What to produce: Every record below should be printed exactly as given.

Dataset extract:
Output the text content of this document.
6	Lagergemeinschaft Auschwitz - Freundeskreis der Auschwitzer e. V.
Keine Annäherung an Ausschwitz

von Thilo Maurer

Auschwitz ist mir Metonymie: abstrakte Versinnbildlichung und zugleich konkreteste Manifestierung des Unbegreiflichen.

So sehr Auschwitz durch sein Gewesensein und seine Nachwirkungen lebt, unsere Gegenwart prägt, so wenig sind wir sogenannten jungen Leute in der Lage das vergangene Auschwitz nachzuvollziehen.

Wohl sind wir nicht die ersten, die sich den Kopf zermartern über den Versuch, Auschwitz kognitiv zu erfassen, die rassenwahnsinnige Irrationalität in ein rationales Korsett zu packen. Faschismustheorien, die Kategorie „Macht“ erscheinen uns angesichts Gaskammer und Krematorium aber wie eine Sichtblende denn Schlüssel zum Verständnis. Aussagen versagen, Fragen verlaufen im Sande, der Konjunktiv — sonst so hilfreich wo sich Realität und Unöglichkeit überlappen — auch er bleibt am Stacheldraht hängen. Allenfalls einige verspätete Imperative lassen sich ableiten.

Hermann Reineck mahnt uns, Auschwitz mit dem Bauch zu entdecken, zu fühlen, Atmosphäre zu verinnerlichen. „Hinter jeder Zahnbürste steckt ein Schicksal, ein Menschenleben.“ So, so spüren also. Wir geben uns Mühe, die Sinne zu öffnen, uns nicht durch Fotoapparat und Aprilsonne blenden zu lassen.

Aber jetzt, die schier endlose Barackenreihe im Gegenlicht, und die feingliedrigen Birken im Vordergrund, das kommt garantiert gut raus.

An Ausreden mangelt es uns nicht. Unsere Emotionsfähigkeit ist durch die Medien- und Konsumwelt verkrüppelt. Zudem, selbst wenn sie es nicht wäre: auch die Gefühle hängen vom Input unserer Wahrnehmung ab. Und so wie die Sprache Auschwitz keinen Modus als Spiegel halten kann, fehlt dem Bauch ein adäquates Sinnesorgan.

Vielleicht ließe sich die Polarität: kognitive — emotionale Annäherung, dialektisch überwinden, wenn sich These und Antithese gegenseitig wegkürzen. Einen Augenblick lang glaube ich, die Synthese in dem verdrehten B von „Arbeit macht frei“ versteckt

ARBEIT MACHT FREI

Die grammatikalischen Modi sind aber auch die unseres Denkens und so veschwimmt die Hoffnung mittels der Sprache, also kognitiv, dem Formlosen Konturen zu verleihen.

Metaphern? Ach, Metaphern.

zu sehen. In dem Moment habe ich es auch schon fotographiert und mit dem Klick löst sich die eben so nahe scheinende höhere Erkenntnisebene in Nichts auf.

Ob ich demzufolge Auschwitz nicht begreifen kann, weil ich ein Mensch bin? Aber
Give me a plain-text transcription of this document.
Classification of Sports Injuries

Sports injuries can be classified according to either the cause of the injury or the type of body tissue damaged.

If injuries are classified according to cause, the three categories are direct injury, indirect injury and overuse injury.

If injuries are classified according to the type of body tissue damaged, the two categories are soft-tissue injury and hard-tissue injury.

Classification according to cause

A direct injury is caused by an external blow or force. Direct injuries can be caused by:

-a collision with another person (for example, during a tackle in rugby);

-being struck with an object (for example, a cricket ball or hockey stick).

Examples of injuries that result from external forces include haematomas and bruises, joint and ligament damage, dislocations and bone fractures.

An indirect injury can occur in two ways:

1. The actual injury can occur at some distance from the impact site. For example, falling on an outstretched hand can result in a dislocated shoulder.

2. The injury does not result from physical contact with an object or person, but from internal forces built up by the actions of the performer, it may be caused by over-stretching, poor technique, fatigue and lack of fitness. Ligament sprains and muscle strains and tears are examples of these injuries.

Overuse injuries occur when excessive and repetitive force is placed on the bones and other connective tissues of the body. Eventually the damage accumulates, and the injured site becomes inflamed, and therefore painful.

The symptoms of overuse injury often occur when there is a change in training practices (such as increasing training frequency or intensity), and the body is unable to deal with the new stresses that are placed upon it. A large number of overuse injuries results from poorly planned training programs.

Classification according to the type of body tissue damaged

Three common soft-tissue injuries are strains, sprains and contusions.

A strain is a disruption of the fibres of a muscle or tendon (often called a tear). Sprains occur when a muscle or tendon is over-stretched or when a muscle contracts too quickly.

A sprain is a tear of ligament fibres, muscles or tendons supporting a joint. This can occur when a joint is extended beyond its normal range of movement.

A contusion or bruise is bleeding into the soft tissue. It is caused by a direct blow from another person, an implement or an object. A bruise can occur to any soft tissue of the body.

Final result:
Output the text content of this document.
6	Lagergemeinschaft Auschwitz - Freundeskreis der Auschwitzer e. V.
Keine Annäherung an Ausschwitz

von Thilo Maurer

Auschwitz ist mir Metonymie: abstrakte Versinnbildlichung und zugleich konkreteste Manifestierung des Unbegreiflichen.

So sehr Auschwitz durch sein Gewesensein und seine Nachwirkungen lebt, unsere Gegenwart prägt, so wenig sind wir sogenannten jungen Leute in der Lage das vergangene Auschwitz nachzuvollziehen.

Wohl sind wir nicht die ersten, die sich den Kopf zermartern über den Versuch, Auschwitz kognitiv zu erfassen, die rassenwahnsinnige Irrationalität in ein rationales Korsett zu packen. Faschismustheorien, die Kategorie „Macht“ erscheinen uns angesichts Gaskammer und Krematorium aber wie eine Sichtblende denn Schlüssel zum Verständnis. Aussagen versagen, Fragen verlaufen im Sande, der Konjunktiv — sonst so hilfreich wo sich Realität und Unöglichkeit überlappen — auch er bleibt am Stacheldraht hängen. Allenfalls einige verspätete Imperative lassen sich ableiten.

Hermann Reineck mahnt uns, Auschwitz mit dem Bauch zu entdecken, zu fühlen, Atmosphäre zu verinnerlichen. „Hinter jeder Zahnbürste steckt ein Schicksal, ein Menschenleben.“ So, so spüren also. Wir geben uns Mühe, die Sinne zu öffnen, uns nicht durch Fotoapparat und Aprilsonne blenden zu lassen.

Aber jetzt, die schier endlose Barackenreihe im Gegenlicht, und die feingliedrigen Birken im Vordergrund, das kommt garantiert gut raus.

An Ausreden mangelt es uns nicht. Unsere Emotionsfähigkeit ist durch die Medien- und Konsumwelt verkrüppelt. Zudem, selbst wenn sie es nicht wäre: auch die Gefühle hängen vom Input unserer Wahrnehmung ab. Und so wie die Sprache Auschwitz keinen Modus als Spiegel halten kann, fehlt dem Bauch ein adäquates Sinnesorgan.

Vielleicht ließe sich die Polarität: kognitive — emotionale Annäherung, dialektisch überwinden, wenn sich These und Antithese gegenseitig wegkürzen. Einen Augenblick lang glaube ich, die Synthese in dem verdrehten B von „Arbeit macht frei“ versteckt

ARBEIT MACHT FREI

Die grammatikalischen Modi sind aber auch die unseres Denkens und so veschwimmt die Hoffnung mittels der Sprache, also kognitiv, dem Formlosen Konturen zu verleihen.

Metaphern? Ach, Metaphern.

zu sehen. In dem Moment habe ich es auch schon fotographiert und mit dem Klick löst sich die eben so nahe scheinende höhere Erkenntnisebene in Nichts auf.

Ob ich demzufolge Auschwitz nicht begreifen kann, weil ich ein Mensch bin? Aber
Give me a plain-text transcription of this document.
Classification of Sports Injuries

Sports injuries can be classified according to either the cause of the injury or the type of body tissue damaged.

If injuries are classified according to cause, the three categories are direct injury, indirect injury and overuse injury.

If injuries are classified according to the type of body tissue damaged, the two categories are soft-tissue injury and hard-tissue injury.

Classification according to cause

A direct injury is caused by an external blow or force. Direct injuries can be caused by:

-a collision with another person (for example, during a tackle in rugby);

-being struck with an object (for example, a cricket ball or hockey stick).

Examples of injuries that result from external forces include haematomas and bruises, joint and ligament damage, dislocations and bone fractures.

An indirect injury can occur in two ways:

1. The actual injury can occur at some distance from the impact site. For example, falling on an outstretched hand can result in a dislocated shoulder.

2. The injury does not result from physical contact with an object or person, but from internal forces built up by the actions of the performer, it may be caused by over-stretching, poor technique, fatigue and lack of fitness. Ligament sprains and muscle strains and tears are examples of these injuries.

Overuse injuries occur when excessive and repetitive force is placed on the bones and other connective tissues of the body. Eventually the damage accumulates, and the injured site becomes inflamed, and therefore painful.

The symptoms of overuse injury often occur when there is a change in training practices (such as increasing training frequency or intensity), and the body is unable to deal with the new stresses that are placed upon it. A large number of overuse injuries results from poorly planned training programs.

Classification according to the type of body tissue damaged

Three common soft-tissue injuries are strains, sprains and contusions.

A strain is a disruption of the fibres of a muscle or tendon (often called a tear). Sprains occur when a muscle or tendon is over-stretched or when a muscle contracts too quickly.

A sprain is a tear of ligament fibres, muscles or tendons supporting a joint. This can occur when a joint is extended beyond its normal range of movement.

A contusion or bruise is bleeding into the soft tissue. It is caused by a direct blow from another person, an implement or an object. A bruise can occur to any soft tissue of the body.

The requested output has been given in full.